(Data records)
___
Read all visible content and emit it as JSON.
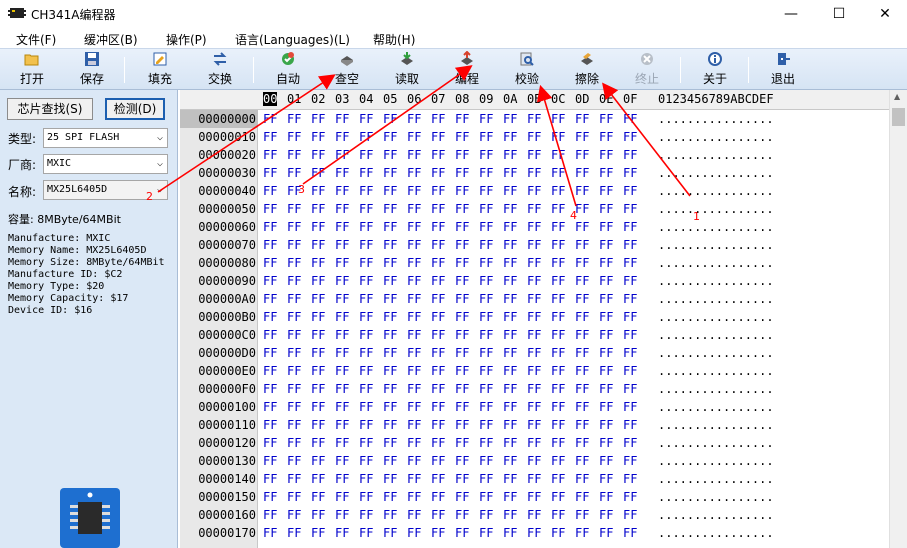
{
  "window": {
    "title": "CH341A编程器"
  },
  "menu": [
    "文件(F)",
    "缓冲区(B)",
    "操作(P)",
    "语言(Languages)(L)",
    "帮助(H)"
  ],
  "toolbar": [
    {
      "label": "打开",
      "icon": "folder-open-icon",
      "enabled": true
    },
    {
      "label": "保存",
      "icon": "save-icon",
      "enabled": true
    },
    {
      "label": "填充",
      "icon": "fill-icon",
      "enabled": true
    },
    {
      "label": "交换",
      "icon": "swap-icon",
      "enabled": true
    },
    {
      "label": "自动",
      "icon": "auto-icon",
      "enabled": true
    },
    {
      "label": "查空",
      "icon": "blank-check-icon",
      "enabled": true
    },
    {
      "label": "读取",
      "icon": "read-icon",
      "enabled": true
    },
    {
      "label": "编程",
      "icon": "program-icon",
      "enabled": true
    },
    {
      "label": "校验",
      "icon": "verify-icon",
      "enabled": true
    },
    {
      "label": "擦除",
      "icon": "erase-icon",
      "enabled": true
    },
    {
      "label": "终止",
      "icon": "stop-icon",
      "enabled": false
    },
    {
      "label": "关于",
      "icon": "info-icon",
      "enabled": true
    },
    {
      "label": "退出",
      "icon": "exit-icon",
      "enabled": true
    }
  ],
  "left_panel": {
    "find_chip_button": "芯片查找(S)",
    "detect_button": "检测(D)",
    "type_label": "类型:",
    "type_value": "25 SPI FLASH",
    "vendor_label": "厂商:",
    "vendor_value": "MXIC",
    "name_label": "名称:",
    "name_value": "MX25L6405D",
    "capacity_line": "容量: 8MByte/64MBit",
    "info_lines": [
      "Manufacture: MXIC",
      "Memory Name: MX25L6405D",
      "Memory Size: 8MByte/64MBit",
      "Manufacture ID: $C2",
      "Memory Type: $20",
      "Memory Capacity: $17",
      "Device ID: $16"
    ]
  },
  "hex_view": {
    "columns": [
      "00",
      "01",
      "02",
      "03",
      "04",
      "05",
      "06",
      "07",
      "08",
      "09",
      "0A",
      "0B",
      "0C",
      "0D",
      "0E",
      "0F"
    ],
    "ascii_header": "0123456789ABCDEF",
    "addresses": [
      "00000000",
      "00000010",
      "00000020",
      "00000030",
      "00000040",
      "00000050",
      "00000060",
      "00000070",
      "00000080",
      "00000090",
      "000000A0",
      "000000B0",
      "000000C0",
      "000000D0",
      "000000E0",
      "000000F0",
      "00000100",
      "00000110",
      "00000120",
      "00000130",
      "00000140",
      "00000150",
      "00000160",
      "00000170"
    ],
    "byte_value": "FF",
    "ascii_row": "................"
  },
  "annotations": [
    "1",
    "2",
    "3",
    "4"
  ],
  "colors": {
    "annotation": "#ff0000",
    "hex_text": "#0000cc",
    "toolbar_bg": "#dbe8f6"
  }
}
___
TASK INSTRUCTIONS = Without including any pictures, please restate all the records exactly.

RIGHT ANSWER =
Read all visible content and emit it as JSON.
{
  "window": {
    "title": "CH341A编程器"
  },
  "menu": [
    "文件(F)",
    "缓冲区(B)",
    "操作(P)",
    "语言(Languages)(L)",
    "帮助(H)"
  ],
  "toolbar": [
    {
      "label": "打开",
      "icon": "folder-open-icon",
      "enabled": true
    },
    {
      "label": "保存",
      "icon": "save-icon",
      "enabled": true
    },
    {
      "label": "填充",
      "icon": "fill-icon",
      "enabled": true
    },
    {
      "label": "交换",
      "icon": "swap-icon",
      "enabled": true
    },
    {
      "label": "自动",
      "icon": "auto-icon",
      "enabled": true
    },
    {
      "label": "查空",
      "icon": "blank-check-icon",
      "enabled": true
    },
    {
      "label": "读取",
      "icon": "read-icon",
      "enabled": true
    },
    {
      "label": "编程",
      "icon": "program-icon",
      "enabled": true
    },
    {
      "label": "校验",
      "icon": "verify-icon",
      "enabled": true
    },
    {
      "label": "擦除",
      "icon": "erase-icon",
      "enabled": true
    },
    {
      "label": "终止",
      "icon": "stop-icon",
      "enabled": false
    },
    {
      "label": "关于",
      "icon": "info-icon",
      "enabled": true
    },
    {
      "label": "退出",
      "icon": "exit-icon",
      "enabled": true
    }
  ],
  "left_panel": {
    "find_chip_button": "芯片查找(S)",
    "detect_button": "检测(D)",
    "type_label": "类型:",
    "type_value": "25 SPI FLASH",
    "vendor_label": "厂商:",
    "vendor_value": "MXIC",
    "name_label": "名称:",
    "name_value": "MX25L6405D",
    "capacity_line": "容量: 8MByte/64MBit",
    "info_lines": [
      "Manufacture: MXIC",
      "Memory Name: MX25L6405D",
      "Memory Size: 8MByte/64MBit",
      "Manufacture ID: $C2",
      "Memory Type: $20",
      "Memory Capacity: $17",
      "Device ID: $16"
    ]
  },
  "hex_view": {
    "columns": [
      "00",
      "01",
      "02",
      "03",
      "04",
      "05",
      "06",
      "07",
      "08",
      "09",
      "0A",
      "0B",
      "0C",
      "0D",
      "0E",
      "0F"
    ],
    "ascii_header": "0123456789ABCDEF",
    "addresses": [
      "00000000",
      "00000010",
      "00000020",
      "00000030",
      "00000040",
      "00000050",
      "00000060",
      "00000070",
      "00000080",
      "00000090",
      "000000A0",
      "000000B0",
      "000000C0",
      "000000D0",
      "000000E0",
      "000000F0",
      "00000100",
      "00000110",
      "00000120",
      "00000130",
      "00000140",
      "00000150",
      "00000160",
      "00000170"
    ],
    "byte_value": "FF",
    "ascii_row": "................"
  },
  "annotations": [
    "1",
    "2",
    "3",
    "4"
  ],
  "colors": {
    "annotation": "#ff0000",
    "hex_text": "#0000cc",
    "toolbar_bg": "#dbe8f6"
  }
}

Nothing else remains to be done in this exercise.